▸ **GIVEN TASK**:
The entries that follow should be written out exactly.

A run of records
______

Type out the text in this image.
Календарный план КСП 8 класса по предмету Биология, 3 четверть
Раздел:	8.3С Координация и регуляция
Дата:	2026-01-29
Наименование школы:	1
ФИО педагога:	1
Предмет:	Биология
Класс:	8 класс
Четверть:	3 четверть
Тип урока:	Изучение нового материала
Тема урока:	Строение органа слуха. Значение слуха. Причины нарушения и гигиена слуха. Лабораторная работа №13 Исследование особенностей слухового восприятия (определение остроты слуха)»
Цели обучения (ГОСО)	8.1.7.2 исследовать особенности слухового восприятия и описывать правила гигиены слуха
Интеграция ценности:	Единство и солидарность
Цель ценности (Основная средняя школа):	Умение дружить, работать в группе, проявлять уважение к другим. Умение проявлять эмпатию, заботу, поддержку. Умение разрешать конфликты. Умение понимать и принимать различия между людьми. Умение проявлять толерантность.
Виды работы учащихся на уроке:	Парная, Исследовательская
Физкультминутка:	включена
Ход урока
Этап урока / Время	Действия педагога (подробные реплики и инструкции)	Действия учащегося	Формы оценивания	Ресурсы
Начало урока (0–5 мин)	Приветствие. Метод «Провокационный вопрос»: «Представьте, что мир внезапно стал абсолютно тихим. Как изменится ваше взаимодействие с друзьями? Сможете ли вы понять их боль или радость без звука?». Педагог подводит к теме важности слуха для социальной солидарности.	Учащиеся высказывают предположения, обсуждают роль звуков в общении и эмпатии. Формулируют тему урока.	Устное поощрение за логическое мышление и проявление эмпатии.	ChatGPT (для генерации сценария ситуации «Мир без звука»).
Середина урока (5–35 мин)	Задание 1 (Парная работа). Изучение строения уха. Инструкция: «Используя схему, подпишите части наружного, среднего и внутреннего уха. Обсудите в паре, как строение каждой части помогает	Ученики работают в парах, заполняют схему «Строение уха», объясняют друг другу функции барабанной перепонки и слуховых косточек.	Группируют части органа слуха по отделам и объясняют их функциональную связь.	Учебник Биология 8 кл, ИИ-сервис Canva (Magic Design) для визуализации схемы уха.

______

▸ **SOLUTION FOR THIS TASK**:
Type out the text in this image.
Календарный план КСП 8 класса по предмету Биология, 3 четверть
Раздел:	8.3С Координация и регуляция
Дата:	2026-01-29
Наименование школы:	1
ФИО педагога:	1
Предмет:	Биология
Класс:	8 класс
Четверть:	3 четверть
Тип урока:	Изучение нового материала
Тема урока:	Строение органа слуха. Значение слуха. Причины нарушения и гигиена слуха. Лабораторная работа №13 Исследование особенностей слухового восприятия (определение остроты слуха)»
Цели обучения (ГОСО)	8.1.7.2 исследовать особенности слухового восприятия и описывать правила гигиены слуха
Интеграция ценности:	Единство и солидарность
Цель ценности (Основная средняя школа):	Умение дружить, работать в группе, проявлять уважение к другим. Умение проявлять эмпатию, заботу, поддержку. Умение разрешать конфликты. Умение понимать и принимать различия между людьми. Умение проявлять толерантность.
Виды работы учащихся на уроке:	Парная, Исследовательская
Физкультминутка:	включена
Ход урока
Этап урока / Время	Действия педагога (подробные реплики и инструкции)	Действия учащегося	Формы оценивания	Ресурсы
Начало урока (0–5 мин)	Приветствие. Метод «Провокационный вопрос»: «Представьте, что мир внезапно стал абсолютно тихим. Как изменится ваше взаимодействие с друзьями? Сможете ли вы понять их боль или радость без звука?». Педагог подводит к теме важности слуха для социальной солидарности.	Учащиеся высказывают предположения, обсуждают роль звуков в общении и эмпатии. Формулируют тему урока.	Устное поощрение за логическое мышление и проявление эмпатии.	ChatGPT (для генерации сценария ситуации «Мир без звука»).
Середина урока (5–35 мин)	Задание 1 (Парная работа). Изучение строения уха. Инструкция: «Используя схему, подпишите части наружного, среднего и внутреннего уха. Обсудите в паре, как строение каждой части помогает	Ученики работают в парах, заполняют схему «Строение уха», объясняют друг другу функции барабанной перепонки и слуховых косточек.	Группируют части органа слуха по отделам и объясняют их функциональную связь.	Учебник Биология 8 кл, ИИ-сервис Canva (Magic Design) для визуализации схемы уха.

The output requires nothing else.